__TASK DESCRIPTION__. Copy, from the entries below, each line where the word "Output" can be found.
— start DATA SUPPLIED —
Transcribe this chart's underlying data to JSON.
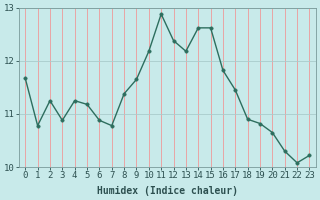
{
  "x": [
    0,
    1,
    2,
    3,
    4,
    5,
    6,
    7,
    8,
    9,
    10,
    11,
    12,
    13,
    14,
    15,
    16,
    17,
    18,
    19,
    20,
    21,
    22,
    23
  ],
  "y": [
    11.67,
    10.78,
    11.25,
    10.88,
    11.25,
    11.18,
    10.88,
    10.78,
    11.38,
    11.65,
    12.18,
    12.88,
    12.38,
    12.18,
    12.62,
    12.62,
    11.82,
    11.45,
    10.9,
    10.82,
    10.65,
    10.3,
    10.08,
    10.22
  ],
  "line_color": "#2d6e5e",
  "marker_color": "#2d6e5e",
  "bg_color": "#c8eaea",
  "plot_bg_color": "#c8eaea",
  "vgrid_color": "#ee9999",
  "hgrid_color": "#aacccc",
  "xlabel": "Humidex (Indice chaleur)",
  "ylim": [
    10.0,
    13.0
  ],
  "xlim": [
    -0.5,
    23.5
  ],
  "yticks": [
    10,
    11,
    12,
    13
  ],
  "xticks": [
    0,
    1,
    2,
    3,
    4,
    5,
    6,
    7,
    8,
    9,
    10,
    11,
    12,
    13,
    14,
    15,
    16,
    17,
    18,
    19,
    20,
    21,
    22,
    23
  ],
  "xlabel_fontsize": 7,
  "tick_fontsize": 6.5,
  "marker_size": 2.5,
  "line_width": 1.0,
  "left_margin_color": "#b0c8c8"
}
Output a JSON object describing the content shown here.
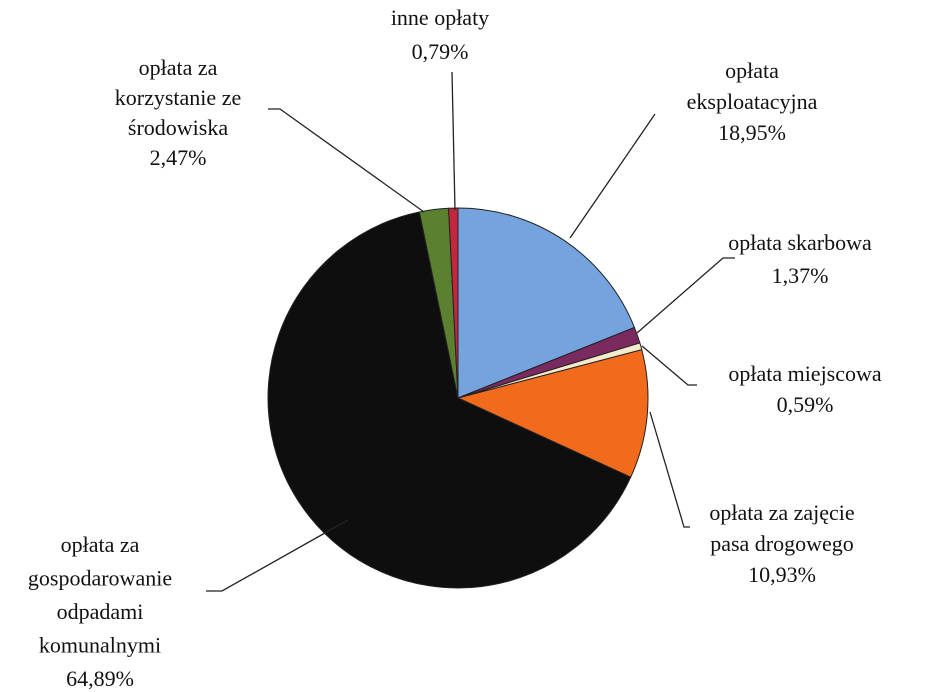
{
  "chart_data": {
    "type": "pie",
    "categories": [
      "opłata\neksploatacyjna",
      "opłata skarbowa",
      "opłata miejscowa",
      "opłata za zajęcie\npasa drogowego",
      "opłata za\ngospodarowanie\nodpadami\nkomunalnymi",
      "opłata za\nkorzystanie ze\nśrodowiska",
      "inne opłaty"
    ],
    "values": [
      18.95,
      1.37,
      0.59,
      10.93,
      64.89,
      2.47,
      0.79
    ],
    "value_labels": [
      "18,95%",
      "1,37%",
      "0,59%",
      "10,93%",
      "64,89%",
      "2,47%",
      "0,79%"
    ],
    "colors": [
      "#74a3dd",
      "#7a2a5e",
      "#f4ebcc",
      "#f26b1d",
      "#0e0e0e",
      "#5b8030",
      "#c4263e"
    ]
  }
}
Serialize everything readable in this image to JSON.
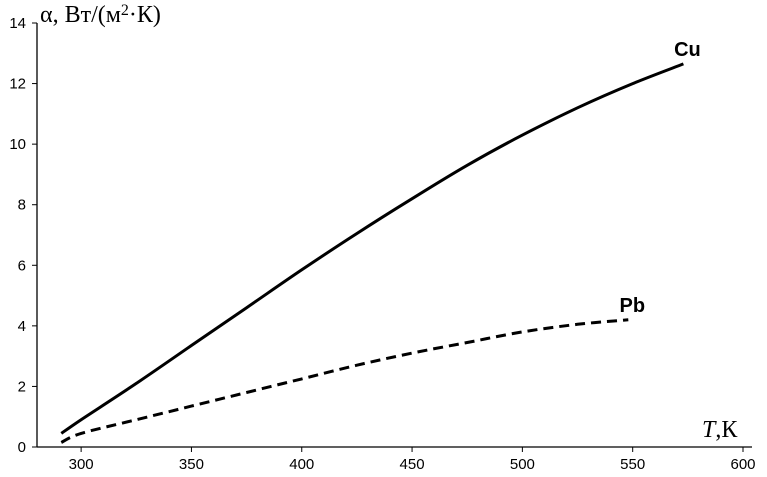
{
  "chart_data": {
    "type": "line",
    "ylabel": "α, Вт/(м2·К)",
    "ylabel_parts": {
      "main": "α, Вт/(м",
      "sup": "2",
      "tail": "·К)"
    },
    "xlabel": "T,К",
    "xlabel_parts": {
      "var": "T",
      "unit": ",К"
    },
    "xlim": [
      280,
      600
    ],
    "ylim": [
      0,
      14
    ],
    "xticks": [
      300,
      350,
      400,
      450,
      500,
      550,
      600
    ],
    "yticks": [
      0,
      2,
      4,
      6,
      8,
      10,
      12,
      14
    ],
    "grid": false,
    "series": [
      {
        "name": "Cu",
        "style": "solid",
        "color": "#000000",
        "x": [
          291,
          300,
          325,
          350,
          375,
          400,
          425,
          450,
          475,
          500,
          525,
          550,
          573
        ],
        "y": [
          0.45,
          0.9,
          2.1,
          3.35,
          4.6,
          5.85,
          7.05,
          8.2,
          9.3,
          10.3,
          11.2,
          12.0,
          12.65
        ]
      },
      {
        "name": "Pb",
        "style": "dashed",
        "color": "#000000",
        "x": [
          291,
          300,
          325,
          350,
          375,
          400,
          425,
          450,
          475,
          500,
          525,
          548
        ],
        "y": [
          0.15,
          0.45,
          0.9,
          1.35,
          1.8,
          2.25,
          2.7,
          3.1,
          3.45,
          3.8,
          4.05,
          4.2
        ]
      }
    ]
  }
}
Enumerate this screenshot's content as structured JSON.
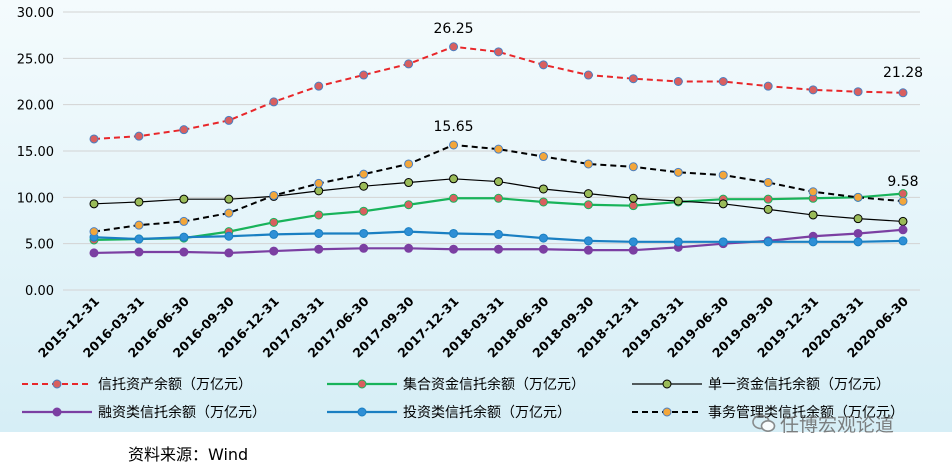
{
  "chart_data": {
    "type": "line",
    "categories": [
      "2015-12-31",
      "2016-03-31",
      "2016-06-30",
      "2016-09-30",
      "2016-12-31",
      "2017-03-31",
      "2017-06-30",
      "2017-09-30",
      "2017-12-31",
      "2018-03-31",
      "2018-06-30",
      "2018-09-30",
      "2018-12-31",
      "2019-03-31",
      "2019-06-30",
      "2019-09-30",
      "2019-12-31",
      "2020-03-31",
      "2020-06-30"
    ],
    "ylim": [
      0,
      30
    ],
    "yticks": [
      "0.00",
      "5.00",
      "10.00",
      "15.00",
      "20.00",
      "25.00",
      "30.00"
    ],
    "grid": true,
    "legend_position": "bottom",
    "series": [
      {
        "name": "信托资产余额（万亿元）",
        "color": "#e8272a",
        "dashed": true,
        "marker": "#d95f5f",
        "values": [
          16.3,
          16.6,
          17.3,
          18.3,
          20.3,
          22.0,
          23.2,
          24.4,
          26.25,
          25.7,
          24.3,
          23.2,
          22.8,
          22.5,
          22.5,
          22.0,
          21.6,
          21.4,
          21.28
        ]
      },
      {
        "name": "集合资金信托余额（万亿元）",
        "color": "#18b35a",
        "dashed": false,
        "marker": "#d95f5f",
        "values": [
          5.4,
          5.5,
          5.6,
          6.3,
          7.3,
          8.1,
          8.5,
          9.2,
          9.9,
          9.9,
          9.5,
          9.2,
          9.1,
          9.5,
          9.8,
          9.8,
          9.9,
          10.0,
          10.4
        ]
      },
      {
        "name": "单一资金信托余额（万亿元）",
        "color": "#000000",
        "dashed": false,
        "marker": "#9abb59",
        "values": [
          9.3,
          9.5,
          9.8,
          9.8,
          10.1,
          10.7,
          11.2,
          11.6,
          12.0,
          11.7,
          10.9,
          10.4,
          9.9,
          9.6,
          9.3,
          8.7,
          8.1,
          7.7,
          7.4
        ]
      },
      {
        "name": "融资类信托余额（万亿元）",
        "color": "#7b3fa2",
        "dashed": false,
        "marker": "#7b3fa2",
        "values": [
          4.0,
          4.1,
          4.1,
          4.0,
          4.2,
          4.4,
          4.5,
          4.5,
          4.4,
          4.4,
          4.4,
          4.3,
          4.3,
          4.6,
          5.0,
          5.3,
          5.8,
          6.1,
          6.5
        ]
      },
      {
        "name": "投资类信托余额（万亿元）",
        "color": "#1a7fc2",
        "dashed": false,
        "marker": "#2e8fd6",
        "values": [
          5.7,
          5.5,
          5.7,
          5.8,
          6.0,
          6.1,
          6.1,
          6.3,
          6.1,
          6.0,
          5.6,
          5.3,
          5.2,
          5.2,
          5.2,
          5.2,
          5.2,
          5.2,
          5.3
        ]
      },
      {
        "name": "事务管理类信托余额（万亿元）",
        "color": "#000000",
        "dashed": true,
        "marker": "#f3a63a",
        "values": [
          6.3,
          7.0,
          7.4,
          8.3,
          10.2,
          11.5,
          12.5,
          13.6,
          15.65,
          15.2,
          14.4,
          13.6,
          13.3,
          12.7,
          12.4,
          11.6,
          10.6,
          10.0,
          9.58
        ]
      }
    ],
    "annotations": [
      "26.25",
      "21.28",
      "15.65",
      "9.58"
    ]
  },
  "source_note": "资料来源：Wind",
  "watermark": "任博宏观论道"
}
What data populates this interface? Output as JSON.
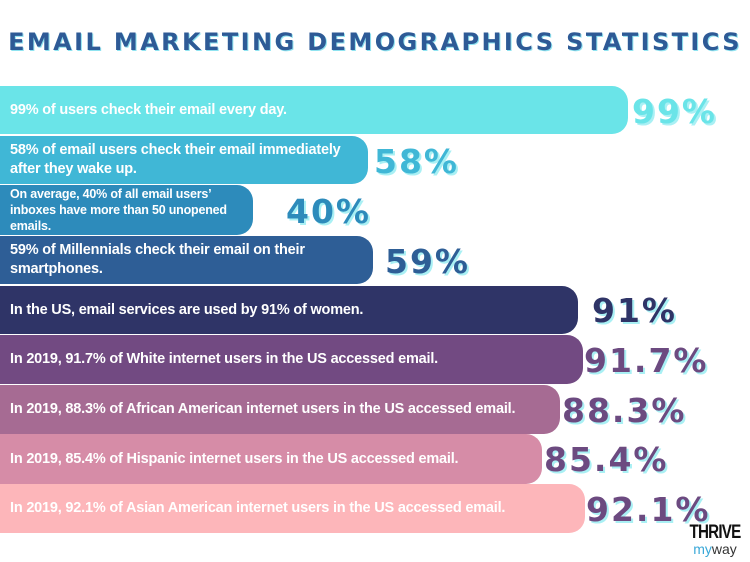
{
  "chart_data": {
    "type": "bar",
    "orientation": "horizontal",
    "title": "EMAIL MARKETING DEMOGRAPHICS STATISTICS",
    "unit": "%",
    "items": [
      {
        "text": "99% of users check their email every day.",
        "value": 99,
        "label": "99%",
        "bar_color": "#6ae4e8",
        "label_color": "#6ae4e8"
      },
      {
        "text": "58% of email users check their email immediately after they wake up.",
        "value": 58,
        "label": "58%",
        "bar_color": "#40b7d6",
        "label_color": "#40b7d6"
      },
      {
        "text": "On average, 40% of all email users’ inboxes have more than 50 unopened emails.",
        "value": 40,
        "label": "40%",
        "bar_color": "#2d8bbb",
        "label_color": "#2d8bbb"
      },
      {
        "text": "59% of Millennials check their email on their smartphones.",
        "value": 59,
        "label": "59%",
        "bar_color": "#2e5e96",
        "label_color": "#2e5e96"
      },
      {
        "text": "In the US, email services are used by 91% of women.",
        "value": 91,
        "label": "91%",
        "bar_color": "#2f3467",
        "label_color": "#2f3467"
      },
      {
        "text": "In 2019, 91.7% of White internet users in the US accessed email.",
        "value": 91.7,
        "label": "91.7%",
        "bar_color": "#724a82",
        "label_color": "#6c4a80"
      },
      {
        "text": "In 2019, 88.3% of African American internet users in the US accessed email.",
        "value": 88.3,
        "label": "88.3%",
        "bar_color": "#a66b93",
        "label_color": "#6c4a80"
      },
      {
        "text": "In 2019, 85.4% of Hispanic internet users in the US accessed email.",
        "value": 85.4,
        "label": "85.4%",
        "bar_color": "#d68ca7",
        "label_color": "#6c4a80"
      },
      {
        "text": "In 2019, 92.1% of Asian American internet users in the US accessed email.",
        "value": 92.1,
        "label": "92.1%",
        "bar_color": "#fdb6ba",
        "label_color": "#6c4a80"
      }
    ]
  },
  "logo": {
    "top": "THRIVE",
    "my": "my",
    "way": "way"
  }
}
— end DATA SUPPLIED —
__ANSWER TO THIS TASK__.
Output a JSON object describing the content shown here.
What data populates this interface? Output as JSON.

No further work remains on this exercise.